(Extracted data entries)
"""
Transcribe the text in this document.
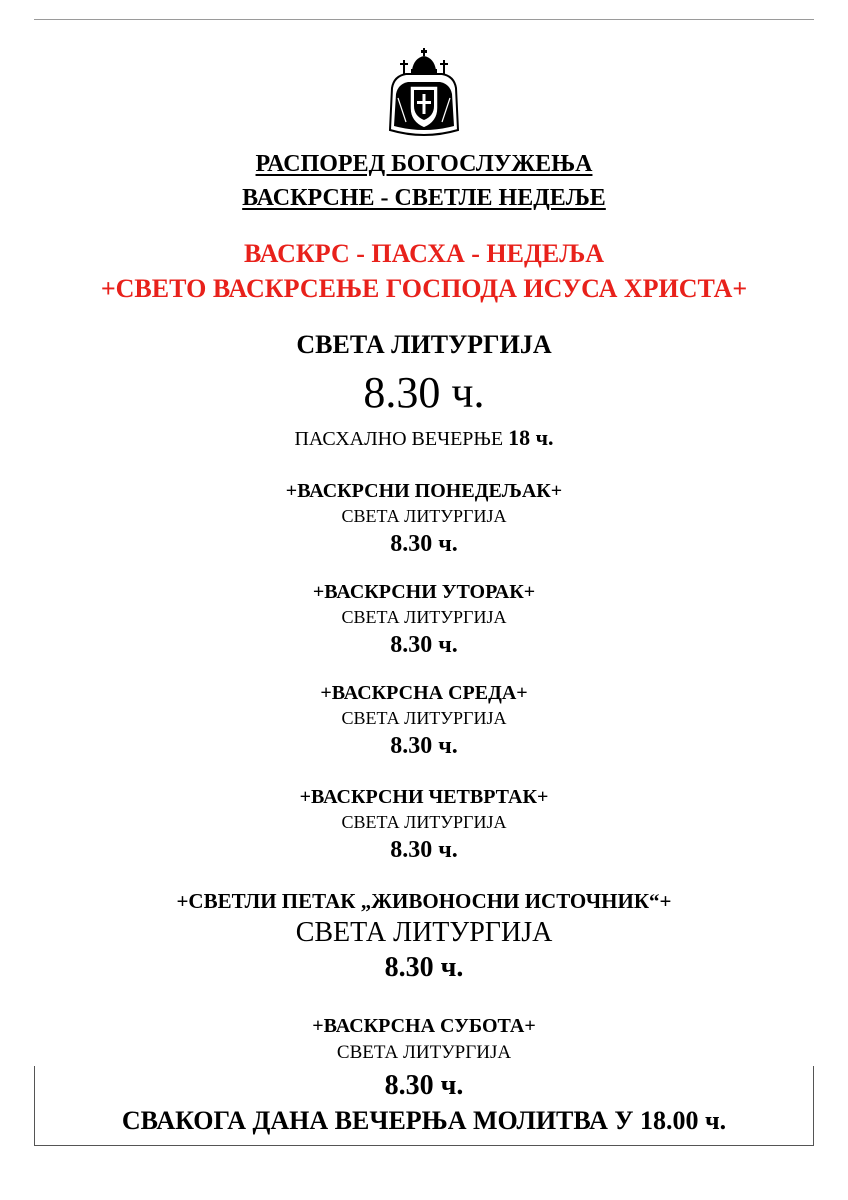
РАСПОРЕД БОГОСЛУЖЕЊА
ВАСКРСНЕ - СВЕТЛЕ НЕДЕЉЕ
ВАСКРС - ПАСХА - НЕДЕЉА
+СВЕТО ВАСКРСЕЊЕ ГОСПОДА ИСУСА ХРИСТА+
СВЕТА ЛИТУРГИЈА
8.30 ч.
ПАСХАЛНО ВЕЧЕРЊЕ 18 ч.
+ВАСКРСНИ ПОНЕДЕЉАК+
СВЕТА ЛИТУРГИЈА
8.30 ч.
+ВАСКРСНИ УТОРАК+
СВЕТА ЛИТУРГИЈА
8.30 ч.
+ВАСКРСНА СРЕДА+
СВЕТА ЛИТУРГИЈА
8.30 ч.
+ВАСКРСНИ ЧЕТВРТАК+
СВЕТА ЛИТУРГИЈА
8.30 ч.
+СВЕТЛИ ПЕТАК „ЖИВОНОСНИ ИСТОЧНИК“+
СВЕТА ЛИТУРГИЈА
8.30 ч.
+ВАСКРСНА СУБОТА+
СВЕТА ЛИТУРГИЈА
8.30 ч.
СВАКОГА ДАНА ВЕЧЕРЊА МОЛИТВА У 18.00 ч.
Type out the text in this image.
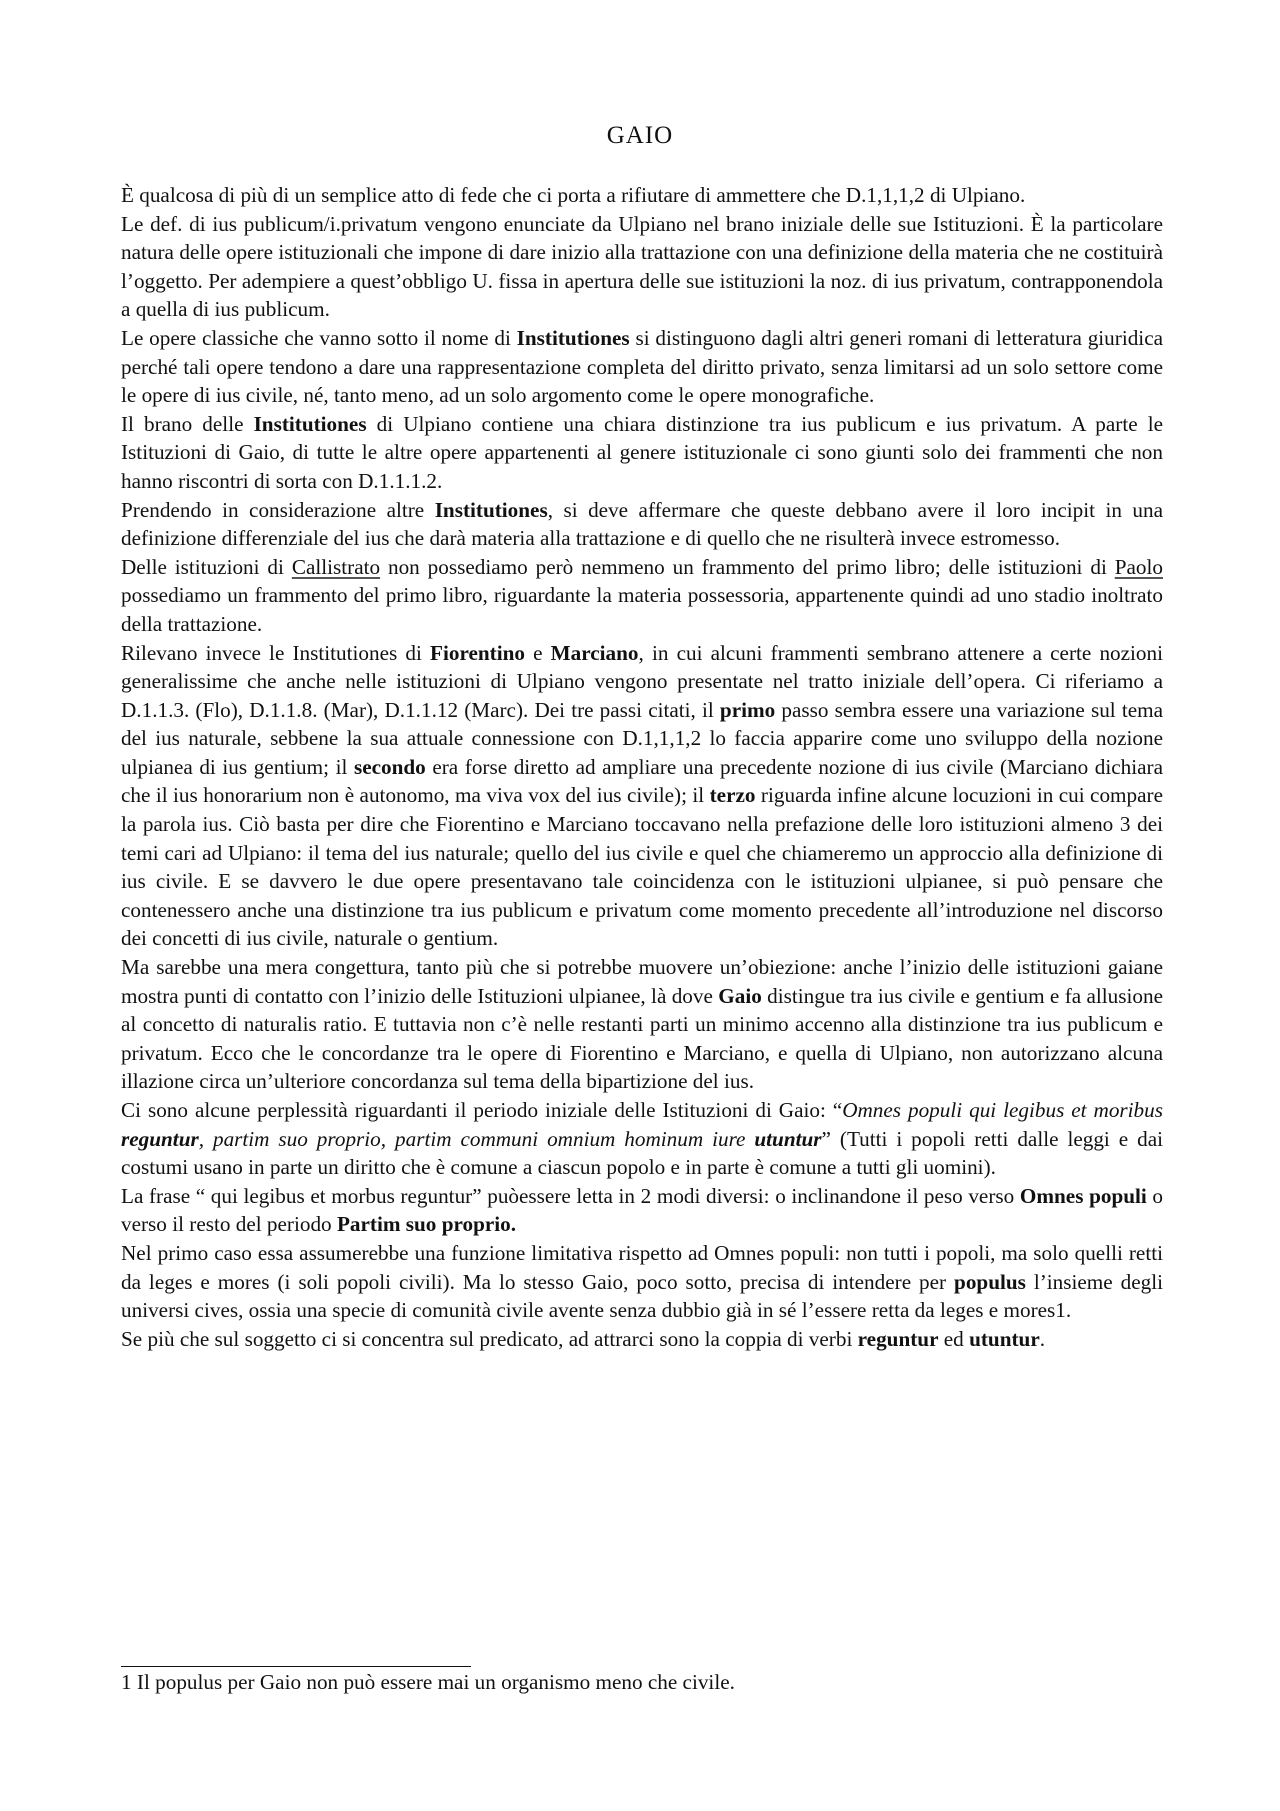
GAIO

È qualcosa di più di un semplice atto di fede che ci porta a rifiutare di ammettere che D.1,1,1,2 di Ulpiano.

Le def. di ius publicum/i.privatum vengono enunciate da Ulpiano nel brano iniziale delle sue Istituzioni. È la particolare natura delle opere istituzionali che impone di dare inizio alla trattazione con una definizione della materia che ne costituirà l’oggetto. Per adempiere a quest’obbligo U. fissa in apertura delle sue istituzioni la noz. di ius privatum, contrapponendola a quella di ius publicum.

Le opere classiche che vanno sotto il nome di Institutiones si distinguono dagli altri generi romani di letteratura giuridica perché tali opere tendono a dare una rappresentazione completa del diritto privato, senza limitarsi ad un solo settore come le opere di ius civile, né, tanto meno, ad un solo argomento come le opere monografiche.

Il brano delle Institutiones di Ulpiano contiene una chiara distinzione tra ius publicum e ius privatum. A parte le Istituzioni di Gaio, di tutte le altre opere appartenenti al genere istituzionale ci sono giunti solo dei frammenti che non hanno riscontri di sorta con D.1.1.1.2.

Prendendo in considerazione altre Institutiones, si deve affermare che queste debbano avere il loro incipit in una definizione differenziale del ius che darà materia alla trattazione e di quello che ne risulterà invece estromesso.

Delle istituzioni di Callistrato non possediamo però nemmeno un frammento del primo libro; delle istituzioni di Paolo possediamo un frammento del primo libro, riguardante la materia possessoria, appartenente quindi ad uno stadio inoltrato della trattazione.

Rilevano invece le Institutiones di Fiorentino e Marciano, in cui alcuni frammenti sembrano attenere a certe nozioni generalissime che anche nelle istituzioni di Ulpiano vengono presentate nel tratto iniziale dell’opera. Ci riferiamo a D.1.1.3. (Flo), D.1.1.8. (Mar), D.1.1.12 (Marc). Dei tre passi citati, il primo passo sembra essere una variazione sul tema del ius naturale, sebbene la sua attuale connessione con D.1,1,1,2 lo faccia apparire come uno sviluppo della nozione ulpianea di ius gentium; il secondo era forse diretto ad ampliare una precedente nozione di ius civile (Marciano dichiara che il ius honorarium non è autonomo, ma viva vox del ius civile); il terzo riguarda infine alcune locuzioni in cui compare la parola ius. Ciò basta per dire che Fiorentino e Marciano toccavano nella prefazione delle loro istituzioni almeno 3 dei temi cari ad Ulpiano: il tema del ius naturale; quello del ius civile e quel che chiameremo un approccio alla definizione di ius civile. E se davvero le due opere presentavano tale coincidenza con le istituzioni ulpianee, si può pensare che contenessero anche una distinzione tra ius publicum e privatum come momento precedente all’introduzione nel discorso dei concetti di ius civile, naturale o gentium.

Ma sarebbe una mera congettura, tanto più che si potrebbe muovere un’obiezione: anche l’inizio delle istituzioni gaiane mostra punti di contatto con l’inizio delle Istituzioni ulpianee, là dove Gaio distingue tra ius civile e gentium e fa allusione al concetto di naturalis ratio. E tuttavia non c’è nelle restanti parti un minimo accenno alla distinzione tra ius publicum e privatum. Ecco che le concordanze tra le opere di Fiorentino e Marciano, e quella di Ulpiano, non autorizzano alcuna illazione circa un’ulteriore concordanza sul tema della bipartizione del ius.

Ci sono alcune perplessità riguardanti il periodo iniziale delle Istituzioni di Gaio: “Omnes populi qui legibus et moribus reguntur, partim suo proprio, partim communi omnium hominum iure utuntur” (Tutti i popoli retti dalle leggi e dai costumi usano in parte un diritto che è comune a ciascun popolo e in parte è comune a tutti gli uomini).

La frase “ qui legibus et morbus reguntur” puòessere letta in 2 modi diversi: o inclinandone il peso verso Omnes populi o verso il resto del periodo Partim suo proprio.

Nel primo caso essa assumerebbe una funzione limitativa rispetto ad Omnes populi: non tutti i popoli, ma solo quelli retti da leges e mores (i soli popoli civili). Ma lo stesso Gaio, poco sotto, precisa di intendere per populus l’insieme degli universi cives, ossia una specie di comunità civile avente senza dubbio già in sé l’essere retta da leges e mores1.

Se più che sul soggetto ci si concentra sul predicato, ad attrarci sono la coppia di verbi reguntur ed utuntur.

1 Il populus per Gaio non può essere mai un organismo meno che civile.
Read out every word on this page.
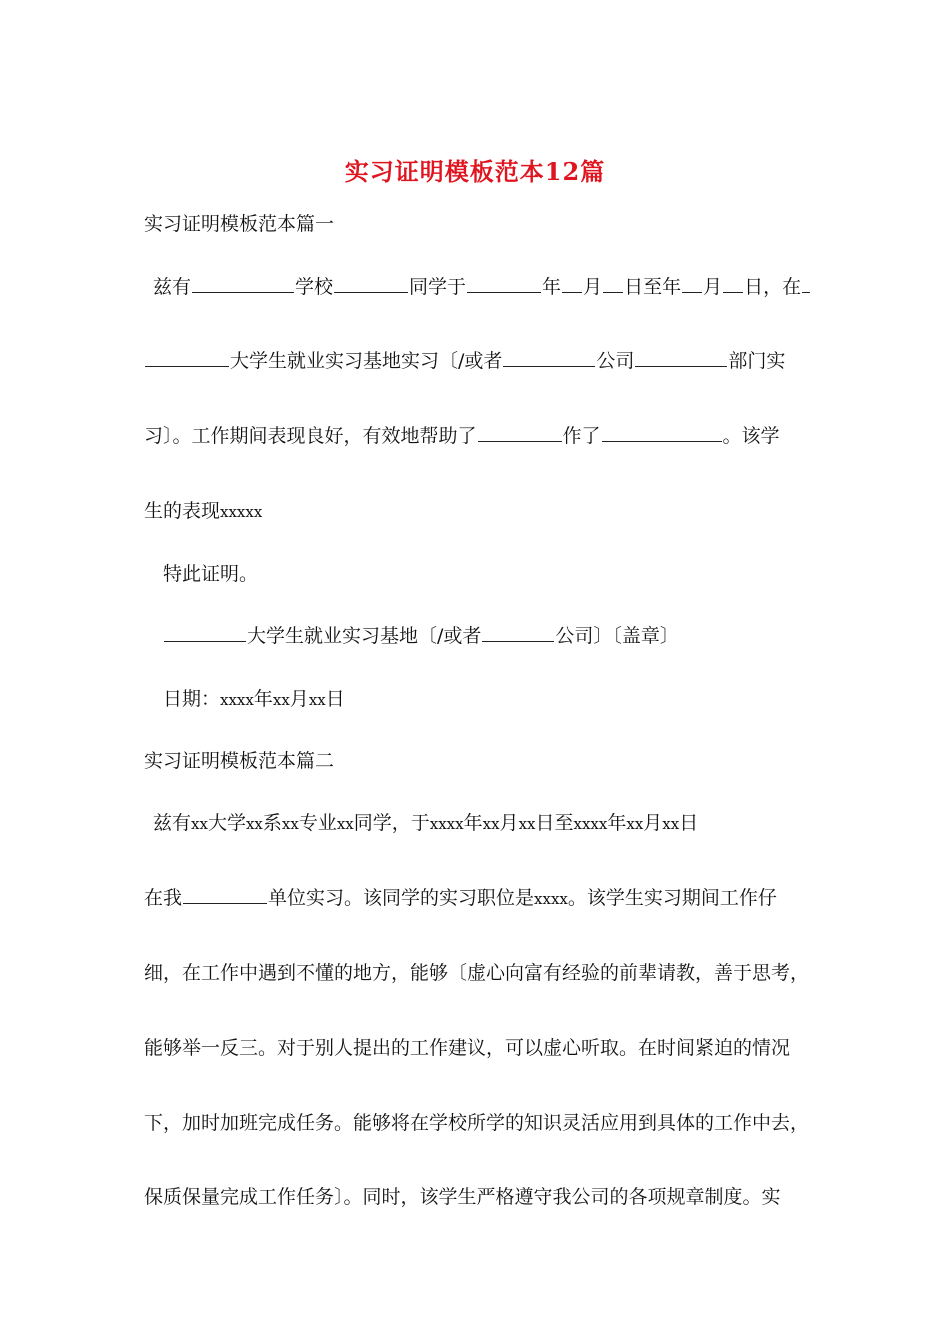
实习证明模板范本12篇
实习证明模板范本篇一
兹有	学校	同学于	年 月 日至年 月 日，在
大学生就业实习基地实习〔/或者	公司	部门实
习〕。工作期间表现良好，有效地帮助了	作了	。该学
生的表现xxxxx
特此证明。
大学生就业实习基地〔/或者	公司〕〔盖章〕
日期：xxxx年xx月xx日
实习证明模板范本篇二
兹有xx大学xx系xx专业xx同学，于xxxx年xx月xx日至xxxx年xx月xx日
在我	单位实习。该同学的实习职位是xxxx。该学生实习期间工作仔
细，在工作中遇到不懂的地方，能够〔虚心向富有经验的前辈请教，善于思考，
能够举一反三。对于别人提出的工作建议，可以虚心听取。在时间紧迫的情况
下，加时加班完成任务。能够将在学校所学的知识灵活应用到具体的工作中去，
保质保量完成工作任务〕。同时，该学生严格遵守我公司的各项规章制度。实
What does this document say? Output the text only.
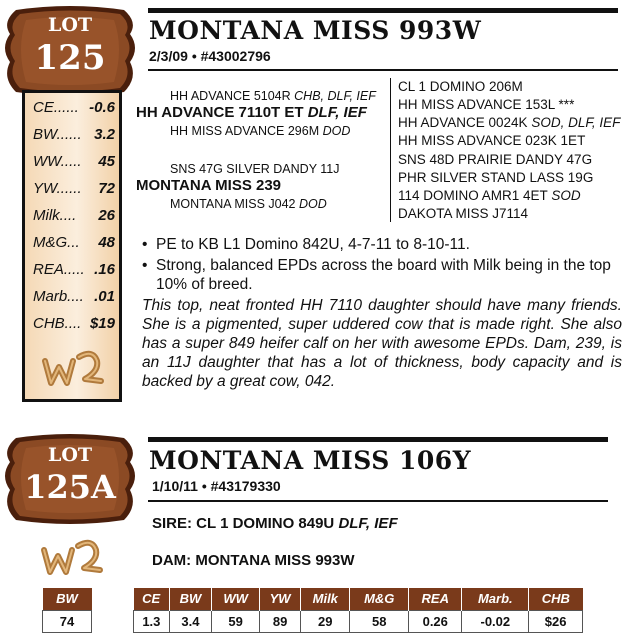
LOT
125
CE...... -0.6
BW...... 3.2
WW..... 45
YW...... 72
Milk.... 26
M&G... 48
REA..... .16
Marb.... .01
CHB.... $19
MONTANA MISS 993W
2/3/09 • #43002796
HH ADVANCE 5104R CHB, DLF, IEF
HH ADVANCE 7110T ET DLF, IEF
HH MISS ADVANCE 296M DOD
SNS 47G SILVER DANDY 11J
MONTANA MISS 239
MONTANA MISS J042 DOD
CL 1 DOMINO 206M
HH MISS ADVANCE 153L ***
HH ADVANCE 0024K SOD, DLF, IEF
HH MISS ADVANCE 023K 1ET
SNS 48D PRAIRIE DANDY 47G
PHR SILVER STAND LASS 19G
114 DOMINO AMR1 4ET SOD
DAKOTA MISS J7114
• PE to KB L1 Domino 842U, 4-7-11 to 8-10-11.
• Strong, balanced EPDs across the board with Milk being in the top 10% of breed.
This top, neat fronted HH 7110 daughter should have many friends. She is a pigmented, super uddered cow that is made right. She also has a super 849 heifer calf on her with awesome EPDs. Dam, 239, is an 11J daughter that has a lot of thickness, body capacity and is backed by a great cow, 042.
LOT
125A
MONTANA MISS 106Y
1/10/11 • #43179330
SIRE: CL 1 DOMINO 849U DLF, IEF
DAM: MONTANA MISS 993W
BW
74
CE	BW	WW	YW	Milk	M&G	REA	Marb.	CHB
1.3	3.4	59	89	29	58	0.26	-0.02	$26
"""
Short exercise: Write out, please, the lines of the listing above from the one with "Read out every word on this page." through the very last, exactly as given and with no pictures.

Result of the exercise:
Read out every word on this page.
实习证明模板范本12篇
实习证明模板范本篇一
兹有	学校	同学于	年 月 日至年 月 日，在
大学生就业实习基地实习〔/或者	公司	部门实
习〕。工作期间表现良好，有效地帮助了	作了	。该学
生的表现xxxxx
特此证明。
大学生就业实习基地〔/或者	公司〕〔盖章〕
日期：xxxx年xx月xx日
实习证明模板范本篇二
兹有xx大学xx系xx专业xx同学，于xxxx年xx月xx日至xxxx年xx月xx日
在我	单位实习。该同学的实习职位是xxxx。该学生实习期间工作仔
细，在工作中遇到不懂的地方，能够〔虚心向富有经验的前辈请教，善于思考，
能够举一反三。对于别人提出的工作建议，可以虚心听取。在时间紧迫的情况
下，加时加班完成任务。能够将在学校所学的知识灵活应用到具体的工作中去，
保质保量完成工作任务〕。同时，该学生严格遵守我公司的各项规章制度。实
What does this document say? Output the text only.
LOT
125
CE...... -0.6
BW...... 3.2
WW..... 45
YW...... 72
Milk.... 26
M&G... 48
REA..... .16
Marb.... .01
CHB.... $19
MONTANA MISS 993W
2/3/09 • #43002796
HH ADVANCE 5104R CHB, DLF, IEF
HH ADVANCE 7110T ET DLF, IEF
HH MISS ADVANCE 296M DOD
SNS 47G SILVER DANDY 11J
MONTANA MISS 239
MONTANA MISS J042 DOD
CL 1 DOMINO 206M
HH MISS ADVANCE 153L ***
HH ADVANCE 0024K SOD, DLF, IEF
HH MISS ADVANCE 023K 1ET
SNS 48D PRAIRIE DANDY 47G
PHR SILVER STAND LASS 19G
114 DOMINO AMR1 4ET SOD
DAKOTA MISS J7114
• PE to KB L1 Domino 842U, 4-7-11 to 8-10-11.
• Strong, balanced EPDs across the board with Milk being in the top 10% of breed.
This top, neat fronted HH 7110 daughter should have many friends. She is a pigmented, super uddered cow that is made right. She also has a super 849 heifer calf on her with awesome EPDs. Dam, 239, is an 11J daughter that has a lot of thickness, body capacity and is backed by a great cow, 042.
LOT
125A
MONTANA MISS 106Y
1/10/11 • #43179330
SIRE: CL 1 DOMINO 849U DLF, IEF
DAM: MONTANA MISS 993W
BW
74
CE	BW	WW	YW	Milk	M&G	REA	Marb.	CHB
1.3	3.4	59	89	29	58	0.26	-0.02	$26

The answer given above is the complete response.